#### Extracted material

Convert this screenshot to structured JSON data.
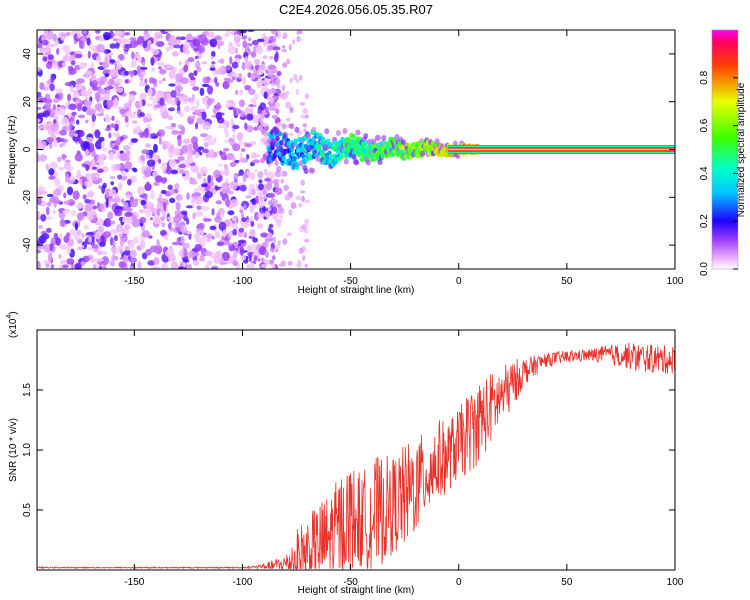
{
  "title": "C2E4.2026.056.05.35.R07",
  "chart_data": [
    {
      "type": "heatmap",
      "name": "spectrogram",
      "xlabel": "Height of straight line (km)",
      "ylabel": "Frequency (Hz)",
      "xlim": [
        -195,
        100
      ],
      "ylim": [
        -50,
        50
      ],
      "xticks": [
        -150,
        -100,
        -50,
        0,
        50,
        100
      ],
      "yticks": [
        -40,
        -20,
        0,
        20,
        40
      ],
      "description_of_content": [
        {
          "x_range": [
            -195,
            -85
          ],
          "note": "broadband noise, low amplitude (purple/violet) across all frequencies"
        },
        {
          "x_range": [
            -85,
            10
          ],
          "note": "signal emerges near 0 Hz with fluctuations of about ±8 Hz, amplitude 0.2-0.6"
        },
        {
          "x_range": [
            10,
            100
          ],
          "note": "steady line at 0 Hz, normalized amplitude near 1.0"
        }
      ],
      "colorbar": {
        "label": "Normalized spectral amplitude",
        "range": [
          0.0,
          1.0
        ],
        "ticks": [
          "0.0",
          "0.2",
          "0.4",
          "0.6",
          "0.8"
        ],
        "colors": [
          "#ffffff",
          "#a070ff",
          "#0000ff",
          "#00ffff",
          "#00ff00",
          "#ffff00",
          "#ff0000",
          "#ff00ff"
        ]
      }
    },
    {
      "type": "line",
      "name": "snr",
      "xlabel": "Height of straight line (km)",
      "ylabel": "SNR (10 * v/v)",
      "scale_label": "(x10",
      "scale_exp": "4",
      "scale_close": ")",
      "xlim": [
        -195,
        100
      ],
      "ylim": [
        0,
        2.0
      ],
      "xticks": [
        -150,
        -100,
        -50,
        0,
        50,
        100
      ],
      "yticks": [
        "0.5",
        "1.0",
        "1.5"
      ],
      "color": "#e8312a",
      "series": [
        {
          "name": "SNR",
          "x": [
            -195,
            -180,
            -160,
            -140,
            -120,
            -100,
            -90,
            -80,
            -75,
            -70,
            -65,
            -60,
            -55,
            -50,
            -45,
            -40,
            -35,
            -30,
            -25,
            -20,
            -15,
            -10,
            -5,
            0,
            5,
            10,
            15,
            20,
            25,
            30,
            40,
            50,
            60,
            70,
            80,
            90,
            100
          ],
          "y": [
            0.02,
            0.02,
            0.02,
            0.02,
            0.02,
            0.02,
            0.03,
            0.05,
            0.1,
            0.15,
            0.2,
            0.25,
            0.35,
            0.45,
            0.4,
            0.45,
            0.5,
            0.55,
            0.6,
            0.7,
            0.8,
            0.9,
            0.95,
            1.05,
            1.15,
            1.25,
            1.35,
            1.45,
            1.55,
            1.65,
            1.75,
            1.78,
            1.79,
            1.8,
            1.78,
            1.76,
            1.75
          ],
          "noise": [
            0.0,
            0.0,
            0.0,
            0.0,
            0.0,
            0.0,
            0.02,
            0.08,
            0.25,
            0.3,
            0.35,
            0.4,
            0.45,
            0.45,
            0.4,
            0.5,
            0.45,
            0.4,
            0.45,
            0.4,
            0.35,
            0.35,
            0.3,
            0.3,
            0.35,
            0.35,
            0.3,
            0.25,
            0.2,
            0.12,
            0.06,
            0.05,
            0.05,
            0.08,
            0.12,
            0.12,
            0.12
          ]
        }
      ]
    }
  ]
}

########

Set problem: Return from the data every line that holds "near".

The output:
          "note": "signal emerges near 0 Hz with fluctuations of about ±8 Hz, amplitude 0.2-0.6"
          "note": "steady line at 0 Hz, normalized amplitude near 1.0"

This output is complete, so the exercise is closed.